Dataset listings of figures
○ ○ ○ ○
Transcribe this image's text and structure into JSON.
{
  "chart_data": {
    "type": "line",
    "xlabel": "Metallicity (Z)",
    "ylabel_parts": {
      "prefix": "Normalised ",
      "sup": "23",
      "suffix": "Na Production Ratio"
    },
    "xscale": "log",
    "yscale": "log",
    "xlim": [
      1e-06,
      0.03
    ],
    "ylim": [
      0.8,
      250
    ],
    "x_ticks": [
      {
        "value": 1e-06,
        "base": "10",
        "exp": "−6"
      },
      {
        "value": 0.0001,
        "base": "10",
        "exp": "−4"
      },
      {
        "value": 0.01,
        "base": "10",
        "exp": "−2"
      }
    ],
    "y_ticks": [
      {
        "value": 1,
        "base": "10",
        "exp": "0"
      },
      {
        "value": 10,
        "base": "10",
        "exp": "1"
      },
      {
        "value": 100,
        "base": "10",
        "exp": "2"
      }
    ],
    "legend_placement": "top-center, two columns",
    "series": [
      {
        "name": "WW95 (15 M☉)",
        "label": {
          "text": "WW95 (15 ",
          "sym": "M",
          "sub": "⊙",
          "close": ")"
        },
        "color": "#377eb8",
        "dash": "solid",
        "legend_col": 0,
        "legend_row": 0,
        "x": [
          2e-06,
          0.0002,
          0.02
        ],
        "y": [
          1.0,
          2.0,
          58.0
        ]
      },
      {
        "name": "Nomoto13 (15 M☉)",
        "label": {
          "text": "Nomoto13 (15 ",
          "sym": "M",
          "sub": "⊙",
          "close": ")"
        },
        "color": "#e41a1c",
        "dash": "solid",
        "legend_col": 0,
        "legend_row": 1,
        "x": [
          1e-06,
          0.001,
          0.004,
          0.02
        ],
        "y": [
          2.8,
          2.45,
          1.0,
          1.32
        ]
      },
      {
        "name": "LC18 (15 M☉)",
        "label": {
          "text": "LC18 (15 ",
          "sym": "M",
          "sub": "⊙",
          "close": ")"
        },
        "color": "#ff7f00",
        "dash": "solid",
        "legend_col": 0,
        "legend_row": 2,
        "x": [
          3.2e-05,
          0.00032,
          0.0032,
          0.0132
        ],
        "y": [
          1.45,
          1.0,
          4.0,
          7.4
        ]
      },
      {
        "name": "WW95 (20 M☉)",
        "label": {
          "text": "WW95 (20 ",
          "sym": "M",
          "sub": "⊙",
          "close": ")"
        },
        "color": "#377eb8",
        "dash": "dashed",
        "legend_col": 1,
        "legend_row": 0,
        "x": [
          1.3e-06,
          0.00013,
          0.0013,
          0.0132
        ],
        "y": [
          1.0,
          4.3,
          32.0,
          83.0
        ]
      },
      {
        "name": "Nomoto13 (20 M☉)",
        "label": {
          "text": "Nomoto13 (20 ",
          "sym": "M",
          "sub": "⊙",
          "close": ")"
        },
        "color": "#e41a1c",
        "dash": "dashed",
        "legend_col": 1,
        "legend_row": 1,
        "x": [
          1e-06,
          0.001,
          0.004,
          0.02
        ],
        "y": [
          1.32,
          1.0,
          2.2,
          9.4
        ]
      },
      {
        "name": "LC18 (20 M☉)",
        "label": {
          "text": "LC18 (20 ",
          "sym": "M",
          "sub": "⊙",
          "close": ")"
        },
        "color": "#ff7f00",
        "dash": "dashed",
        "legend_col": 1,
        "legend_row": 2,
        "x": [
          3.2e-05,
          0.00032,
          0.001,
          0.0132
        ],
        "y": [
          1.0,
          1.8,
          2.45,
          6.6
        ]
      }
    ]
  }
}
○ ○ ○ ○
*INSTRUCTION*: Copy out each record exactly as given, omitting none.

*THE SOLUTION*:
Transcribe this image's text and structure into JSON.
{
  "chart_data": {
    "type": "line",
    "xlabel": "Metallicity (Z)",
    "ylabel_parts": {
      "prefix": "Normalised ",
      "sup": "23",
      "suffix": "Na Production Ratio"
    },
    "xscale": "log",
    "yscale": "log",
    "xlim": [
      1e-06,
      0.03
    ],
    "ylim": [
      0.8,
      250
    ],
    "x_ticks": [
      {
        "value": 1e-06,
        "base": "10",
        "exp": "−6"
      },
      {
        "value": 0.0001,
        "base": "10",
        "exp": "−4"
      },
      {
        "value": 0.01,
        "base": "10",
        "exp": "−2"
      }
    ],
    "y_ticks": [
      {
        "value": 1,
        "base": "10",
        "exp": "0"
      },
      {
        "value": 10,
        "base": "10",
        "exp": "1"
      },
      {
        "value": 100,
        "base": "10",
        "exp": "2"
      }
    ],
    "legend_placement": "top-center, two columns",
    "series": [
      {
        "name": "WW95 (15 M☉)",
        "label": {
          "text": "WW95 (15 ",
          "sym": "M",
          "sub": "⊙",
          "close": ")"
        },
        "color": "#377eb8",
        "dash": "solid",
        "legend_col": 0,
        "legend_row": 0,
        "x": [
          2e-06,
          0.0002,
          0.02
        ],
        "y": [
          1.0,
          2.0,
          58.0
        ]
      },
      {
        "name": "Nomoto13 (15 M☉)",
        "label": {
          "text": "Nomoto13 (15 ",
          "sym": "M",
          "sub": "⊙",
          "close": ")"
        },
        "color": "#e41a1c",
        "dash": "solid",
        "legend_col": 0,
        "legend_row": 1,
        "x": [
          1e-06,
          0.001,
          0.004,
          0.02
        ],
        "y": [
          2.8,
          2.45,
          1.0,
          1.32
        ]
      },
      {
        "name": "LC18 (15 M☉)",
        "label": {
          "text": "LC18 (15 ",
          "sym": "M",
          "sub": "⊙",
          "close": ")"
        },
        "color": "#ff7f00",
        "dash": "solid",
        "legend_col": 0,
        "legend_row": 2,
        "x": [
          3.2e-05,
          0.00032,
          0.0032,
          0.0132
        ],
        "y": [
          1.45,
          1.0,
          4.0,
          7.4
        ]
      },
      {
        "name": "WW95 (20 M☉)",
        "label": {
          "text": "WW95 (20 ",
          "sym": "M",
          "sub": "⊙",
          "close": ")"
        },
        "color": "#377eb8",
        "dash": "dashed",
        "legend_col": 1,
        "legend_row": 0,
        "x": [
          1.3e-06,
          0.00013,
          0.0013,
          0.0132
        ],
        "y": [
          1.0,
          4.3,
          32.0,
          83.0
        ]
      },
      {
        "name": "Nomoto13 (20 M☉)",
        "label": {
          "text": "Nomoto13 (20 ",
          "sym": "M",
          "sub": "⊙",
          "close": ")"
        },
        "color": "#e41a1c",
        "dash": "dashed",
        "legend_col": 1,
        "legend_row": 1,
        "x": [
          1e-06,
          0.001,
          0.004,
          0.02
        ],
        "y": [
          1.32,
          1.0,
          2.2,
          9.4
        ]
      },
      {
        "name": "LC18 (20 M☉)",
        "label": {
          "text": "LC18 (20 ",
          "sym": "M",
          "sub": "⊙",
          "close": ")"
        },
        "color": "#ff7f00",
        "dash": "dashed",
        "legend_col": 1,
        "legend_row": 2,
        "x": [
          3.2e-05,
          0.00032,
          0.001,
          0.0132
        ],
        "y": [
          1.0,
          1.8,
          2.45,
          6.6
        ]
      }
    ]
  }
}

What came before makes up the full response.